(Data excerpts)
****************************************
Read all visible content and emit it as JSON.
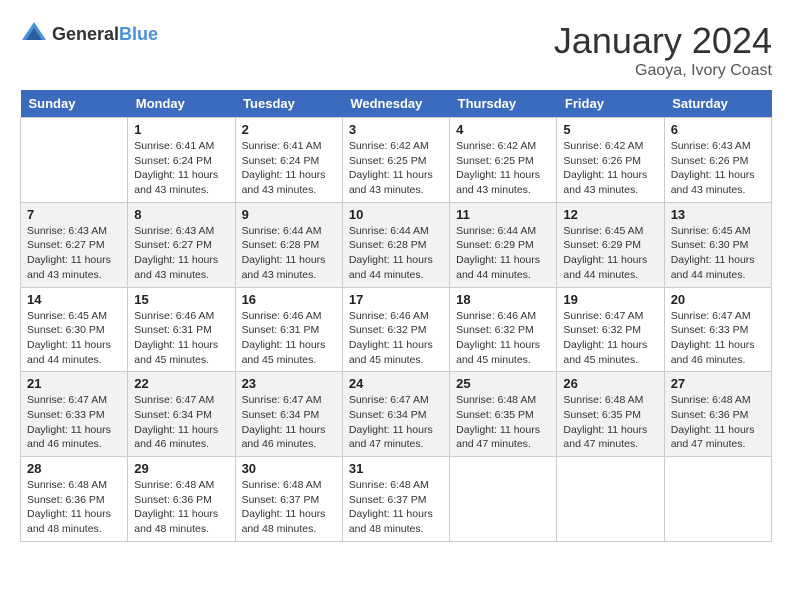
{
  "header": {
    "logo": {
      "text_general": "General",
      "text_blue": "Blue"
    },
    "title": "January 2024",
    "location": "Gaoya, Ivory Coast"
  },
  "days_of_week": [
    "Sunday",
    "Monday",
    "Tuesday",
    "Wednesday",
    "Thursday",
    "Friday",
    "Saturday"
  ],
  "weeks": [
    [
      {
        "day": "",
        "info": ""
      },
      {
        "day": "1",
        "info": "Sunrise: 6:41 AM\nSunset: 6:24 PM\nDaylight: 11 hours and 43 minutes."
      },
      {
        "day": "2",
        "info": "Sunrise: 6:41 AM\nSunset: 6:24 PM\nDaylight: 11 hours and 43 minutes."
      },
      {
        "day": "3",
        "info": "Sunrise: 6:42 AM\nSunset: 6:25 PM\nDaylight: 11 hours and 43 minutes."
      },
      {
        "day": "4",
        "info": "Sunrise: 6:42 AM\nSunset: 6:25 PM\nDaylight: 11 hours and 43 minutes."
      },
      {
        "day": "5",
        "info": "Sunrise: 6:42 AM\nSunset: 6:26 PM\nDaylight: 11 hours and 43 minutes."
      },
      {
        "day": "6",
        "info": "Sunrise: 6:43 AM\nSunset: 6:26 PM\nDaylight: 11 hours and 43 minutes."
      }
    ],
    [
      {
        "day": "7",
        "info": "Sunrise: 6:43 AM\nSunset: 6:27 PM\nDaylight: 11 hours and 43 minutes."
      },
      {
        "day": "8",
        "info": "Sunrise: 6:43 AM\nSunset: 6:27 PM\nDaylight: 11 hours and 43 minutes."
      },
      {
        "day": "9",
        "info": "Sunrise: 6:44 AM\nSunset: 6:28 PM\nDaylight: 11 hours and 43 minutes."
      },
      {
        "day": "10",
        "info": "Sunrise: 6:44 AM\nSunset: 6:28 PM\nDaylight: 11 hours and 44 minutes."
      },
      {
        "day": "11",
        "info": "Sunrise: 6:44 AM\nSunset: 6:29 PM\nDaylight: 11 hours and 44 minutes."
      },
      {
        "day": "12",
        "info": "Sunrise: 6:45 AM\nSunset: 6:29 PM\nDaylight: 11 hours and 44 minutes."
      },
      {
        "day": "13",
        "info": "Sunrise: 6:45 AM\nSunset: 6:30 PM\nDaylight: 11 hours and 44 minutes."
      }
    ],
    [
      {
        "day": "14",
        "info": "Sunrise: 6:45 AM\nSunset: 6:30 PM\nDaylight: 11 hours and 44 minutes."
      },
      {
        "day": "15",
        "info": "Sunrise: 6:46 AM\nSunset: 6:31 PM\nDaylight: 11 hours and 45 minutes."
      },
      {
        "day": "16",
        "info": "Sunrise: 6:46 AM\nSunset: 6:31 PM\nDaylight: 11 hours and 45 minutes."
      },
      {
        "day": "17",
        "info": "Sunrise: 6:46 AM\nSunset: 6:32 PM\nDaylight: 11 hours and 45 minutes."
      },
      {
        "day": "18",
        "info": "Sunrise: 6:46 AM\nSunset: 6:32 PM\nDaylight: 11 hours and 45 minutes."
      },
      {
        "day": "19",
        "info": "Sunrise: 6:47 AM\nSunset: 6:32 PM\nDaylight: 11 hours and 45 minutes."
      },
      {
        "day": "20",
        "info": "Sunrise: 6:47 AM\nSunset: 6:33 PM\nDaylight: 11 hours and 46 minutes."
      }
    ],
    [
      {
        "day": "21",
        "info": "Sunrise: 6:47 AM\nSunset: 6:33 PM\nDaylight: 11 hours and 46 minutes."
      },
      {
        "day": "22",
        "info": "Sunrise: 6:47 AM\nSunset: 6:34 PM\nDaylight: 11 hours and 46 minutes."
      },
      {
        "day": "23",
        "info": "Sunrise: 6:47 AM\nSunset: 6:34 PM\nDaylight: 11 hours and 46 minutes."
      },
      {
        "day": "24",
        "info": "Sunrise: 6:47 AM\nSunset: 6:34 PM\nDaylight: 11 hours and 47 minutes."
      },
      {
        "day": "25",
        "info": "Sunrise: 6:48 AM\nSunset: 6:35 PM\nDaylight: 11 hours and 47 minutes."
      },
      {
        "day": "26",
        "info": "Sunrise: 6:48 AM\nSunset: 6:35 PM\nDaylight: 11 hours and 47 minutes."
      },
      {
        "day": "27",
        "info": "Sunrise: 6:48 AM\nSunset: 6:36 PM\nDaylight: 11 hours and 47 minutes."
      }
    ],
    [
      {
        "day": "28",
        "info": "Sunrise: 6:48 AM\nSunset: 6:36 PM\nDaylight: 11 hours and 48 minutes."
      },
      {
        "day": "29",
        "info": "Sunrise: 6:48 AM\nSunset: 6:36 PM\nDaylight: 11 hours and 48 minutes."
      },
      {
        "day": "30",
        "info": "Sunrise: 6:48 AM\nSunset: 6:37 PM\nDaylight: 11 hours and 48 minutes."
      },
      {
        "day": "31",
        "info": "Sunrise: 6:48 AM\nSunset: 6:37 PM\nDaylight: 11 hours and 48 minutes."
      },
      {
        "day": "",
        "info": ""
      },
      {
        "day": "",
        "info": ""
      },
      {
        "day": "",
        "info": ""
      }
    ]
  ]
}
****************************************
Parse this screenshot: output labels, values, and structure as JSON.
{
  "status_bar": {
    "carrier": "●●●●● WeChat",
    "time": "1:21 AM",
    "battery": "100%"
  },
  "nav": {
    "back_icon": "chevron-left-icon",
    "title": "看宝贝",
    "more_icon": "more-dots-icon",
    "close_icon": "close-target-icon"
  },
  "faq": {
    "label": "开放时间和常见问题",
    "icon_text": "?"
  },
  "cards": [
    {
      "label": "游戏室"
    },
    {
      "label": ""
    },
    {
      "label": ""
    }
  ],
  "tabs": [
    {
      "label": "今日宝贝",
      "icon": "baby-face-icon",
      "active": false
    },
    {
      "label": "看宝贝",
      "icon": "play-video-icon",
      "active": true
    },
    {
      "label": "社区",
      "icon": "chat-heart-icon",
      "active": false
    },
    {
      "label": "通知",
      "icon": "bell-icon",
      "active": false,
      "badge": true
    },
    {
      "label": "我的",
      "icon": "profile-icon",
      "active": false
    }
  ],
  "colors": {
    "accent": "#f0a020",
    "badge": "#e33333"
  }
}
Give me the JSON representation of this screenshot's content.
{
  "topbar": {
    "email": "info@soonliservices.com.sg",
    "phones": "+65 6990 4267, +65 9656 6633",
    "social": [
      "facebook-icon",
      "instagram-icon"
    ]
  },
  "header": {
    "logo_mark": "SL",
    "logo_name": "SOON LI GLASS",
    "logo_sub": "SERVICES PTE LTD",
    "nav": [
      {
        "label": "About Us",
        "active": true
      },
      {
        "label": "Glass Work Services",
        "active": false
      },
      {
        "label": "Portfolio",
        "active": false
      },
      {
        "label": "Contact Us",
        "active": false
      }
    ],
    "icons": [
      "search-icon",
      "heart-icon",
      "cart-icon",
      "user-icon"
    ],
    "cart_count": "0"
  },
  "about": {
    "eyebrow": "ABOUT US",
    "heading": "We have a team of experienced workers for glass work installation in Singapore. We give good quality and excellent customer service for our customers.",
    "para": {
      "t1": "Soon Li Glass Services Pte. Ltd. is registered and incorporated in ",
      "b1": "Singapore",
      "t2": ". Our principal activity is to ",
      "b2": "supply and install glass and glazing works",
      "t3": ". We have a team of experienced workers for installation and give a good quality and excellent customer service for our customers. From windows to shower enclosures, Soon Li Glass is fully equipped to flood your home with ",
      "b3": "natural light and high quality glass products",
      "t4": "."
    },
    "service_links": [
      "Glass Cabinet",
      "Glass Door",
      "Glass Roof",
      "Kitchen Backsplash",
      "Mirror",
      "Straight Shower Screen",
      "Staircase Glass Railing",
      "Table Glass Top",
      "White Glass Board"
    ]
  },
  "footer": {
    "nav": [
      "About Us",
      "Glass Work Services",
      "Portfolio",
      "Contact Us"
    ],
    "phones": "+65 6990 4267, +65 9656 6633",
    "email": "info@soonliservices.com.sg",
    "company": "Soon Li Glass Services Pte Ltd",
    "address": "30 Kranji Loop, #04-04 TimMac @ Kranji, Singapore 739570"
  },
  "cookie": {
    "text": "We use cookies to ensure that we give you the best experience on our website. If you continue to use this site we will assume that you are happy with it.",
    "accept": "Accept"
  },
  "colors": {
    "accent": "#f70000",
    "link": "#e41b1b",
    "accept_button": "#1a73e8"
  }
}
****************************************
▶ Your goal:
Find the word "installation" in the data and show each line that holds it.

▶ Result of the exercise:
    "heading": "We have a team of experienced workers for glass work installation in Singapore. We give good quality and excellent customer service for our customers.",
      "t3": ". We have a team of experienced workers for installation and give a good quality and excellent customer service for our customers. From windows to shower enclosures, Soon Li Glass is fully equipped to flood your home with ",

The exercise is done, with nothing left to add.